Ce que l’on touche dans les limites de l’État dans sa forme actuelle, ce sont les dimensions coercitives et uniformisantes qu’il charrie, là où les transitions appellent de l’engagement, une part de tâtonnement et un collectif à géométrie variable. C’est aussi ce que l’on peut lire en arrière-plan de la critique de l’« écologie punitive » : l’intuition que l’on peut obtenir davantage en mobilisant positivement – en reconnaissant les pionniers et en accompagnent la majorité vers le changement – plutôt qu’on mettant la focale sur le négatif : l’interdiction et la sanction. La méthode LCA veut ainsi convoquer la grammaire d’un État animateur, entraînant, attaché à donner du pouvoir aux forces de transformation. Il s’agit en quelque sorte de déplacer la charge mentale de la puissance publique : du contrôle vers l’encapacitation.

§ Relevés de position des éléments

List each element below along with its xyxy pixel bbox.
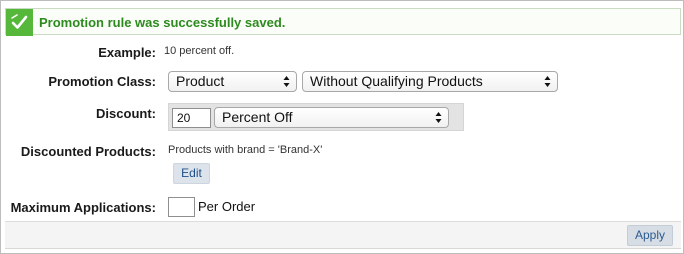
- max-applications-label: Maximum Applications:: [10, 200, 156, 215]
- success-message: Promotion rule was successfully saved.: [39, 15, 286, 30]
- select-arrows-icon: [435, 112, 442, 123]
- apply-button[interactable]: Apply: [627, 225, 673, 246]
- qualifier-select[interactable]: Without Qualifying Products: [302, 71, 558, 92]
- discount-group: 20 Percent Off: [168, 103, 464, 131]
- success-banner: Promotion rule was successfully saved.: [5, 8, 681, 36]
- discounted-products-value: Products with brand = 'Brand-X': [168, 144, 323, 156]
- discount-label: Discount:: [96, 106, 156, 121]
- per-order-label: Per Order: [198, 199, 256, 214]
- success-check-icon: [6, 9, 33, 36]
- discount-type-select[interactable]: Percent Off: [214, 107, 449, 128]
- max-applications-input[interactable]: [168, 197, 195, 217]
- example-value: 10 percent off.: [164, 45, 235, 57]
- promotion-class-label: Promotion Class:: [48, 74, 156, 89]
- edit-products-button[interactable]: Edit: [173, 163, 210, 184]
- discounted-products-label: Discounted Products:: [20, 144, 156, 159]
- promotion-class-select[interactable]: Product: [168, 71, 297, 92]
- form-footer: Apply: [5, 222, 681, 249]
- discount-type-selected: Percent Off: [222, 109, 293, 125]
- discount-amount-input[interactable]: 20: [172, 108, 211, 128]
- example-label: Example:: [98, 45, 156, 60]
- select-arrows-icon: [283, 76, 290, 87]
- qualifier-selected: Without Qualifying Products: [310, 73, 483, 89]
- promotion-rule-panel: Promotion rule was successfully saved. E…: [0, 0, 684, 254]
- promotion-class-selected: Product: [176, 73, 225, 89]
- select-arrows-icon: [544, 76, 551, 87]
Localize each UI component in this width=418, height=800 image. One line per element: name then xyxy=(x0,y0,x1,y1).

==

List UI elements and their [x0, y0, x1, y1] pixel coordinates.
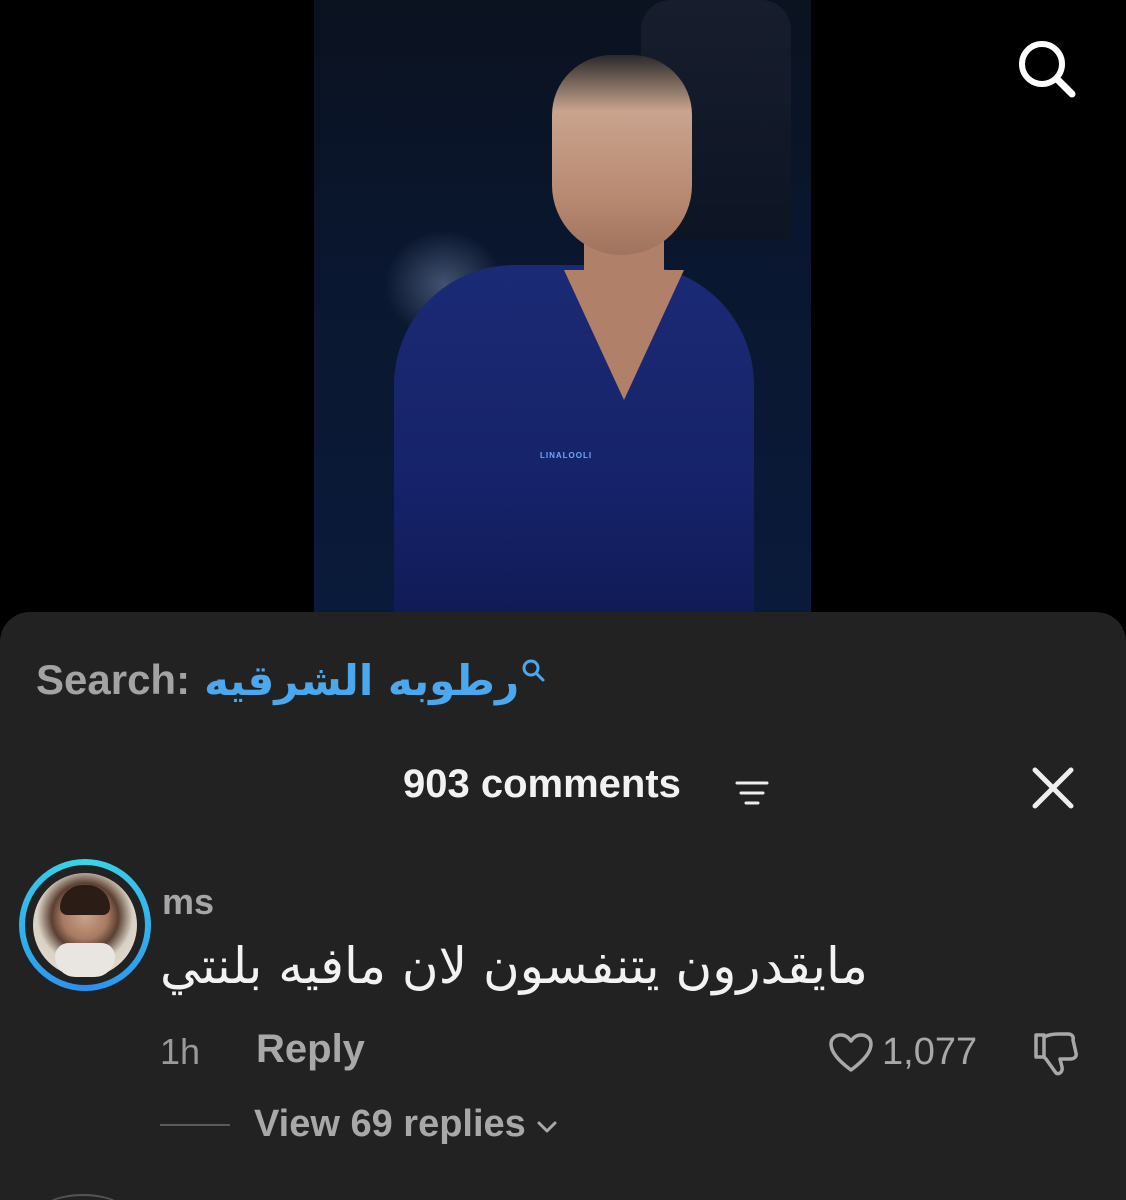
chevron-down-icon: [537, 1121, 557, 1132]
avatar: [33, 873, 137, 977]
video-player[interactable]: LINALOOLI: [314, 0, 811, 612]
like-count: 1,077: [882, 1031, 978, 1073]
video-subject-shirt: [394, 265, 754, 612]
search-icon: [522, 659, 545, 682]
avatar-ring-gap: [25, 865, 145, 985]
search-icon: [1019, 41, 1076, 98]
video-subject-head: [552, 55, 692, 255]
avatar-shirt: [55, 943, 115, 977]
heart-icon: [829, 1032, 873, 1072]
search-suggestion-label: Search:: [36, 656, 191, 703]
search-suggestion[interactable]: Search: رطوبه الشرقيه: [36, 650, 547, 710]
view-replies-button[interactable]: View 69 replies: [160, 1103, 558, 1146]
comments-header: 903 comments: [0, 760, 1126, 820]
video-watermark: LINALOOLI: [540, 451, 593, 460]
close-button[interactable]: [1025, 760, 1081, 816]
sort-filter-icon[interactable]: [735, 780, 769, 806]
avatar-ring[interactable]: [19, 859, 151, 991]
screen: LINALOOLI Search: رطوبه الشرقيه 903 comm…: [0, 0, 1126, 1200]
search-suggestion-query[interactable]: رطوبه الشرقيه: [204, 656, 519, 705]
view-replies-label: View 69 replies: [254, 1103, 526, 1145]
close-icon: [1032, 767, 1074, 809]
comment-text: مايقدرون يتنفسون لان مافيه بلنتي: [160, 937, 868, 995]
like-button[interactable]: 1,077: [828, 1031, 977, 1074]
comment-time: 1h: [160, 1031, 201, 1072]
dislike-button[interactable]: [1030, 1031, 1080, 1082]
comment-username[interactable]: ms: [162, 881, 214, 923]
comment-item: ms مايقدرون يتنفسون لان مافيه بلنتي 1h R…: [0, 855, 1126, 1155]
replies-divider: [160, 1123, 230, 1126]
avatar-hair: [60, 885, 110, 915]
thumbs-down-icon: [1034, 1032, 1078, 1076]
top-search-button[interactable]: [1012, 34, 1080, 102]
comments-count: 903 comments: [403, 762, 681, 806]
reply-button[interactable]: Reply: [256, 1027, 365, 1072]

§ TRAVAIL À RÉALISER
Transcrivez intégralement et sans aucune modification le texte extrait sur le rôle de l'État dans les transitions. Appuyez-vous uniquement sur le texte extrait.

§ RÉSULTAT OBTENU
Ce que l’on touche dans les limites de l’État dans sa forme actuelle, ce sont les dimensions coercitives et uniformisantes qu’il charrie, là où les transitions appellent de l’engagement, une part de tâtonnement et un collectif à géométrie variable. C’est aussi ce que l’on peut lire en arrière-plan de la critique de l’« écologie punitive » : l’intuition que l’on peut obtenir davantage en mobilisant positivement – en reconnaissant les pionniers et en accompagnent la majorité vers le changement – plutôt qu’on mettant la focale sur le négatif : l’interdiction et la sanction. La méthode LCA veut ainsi convoquer la grammaire d’un État animateur, entraînant, attaché à donner du pouvoir aux forces de transformation. Il s’agit en quelque sorte de déplacer la charge mentale de la puissance publique : du contrôle vers l’encapacitation.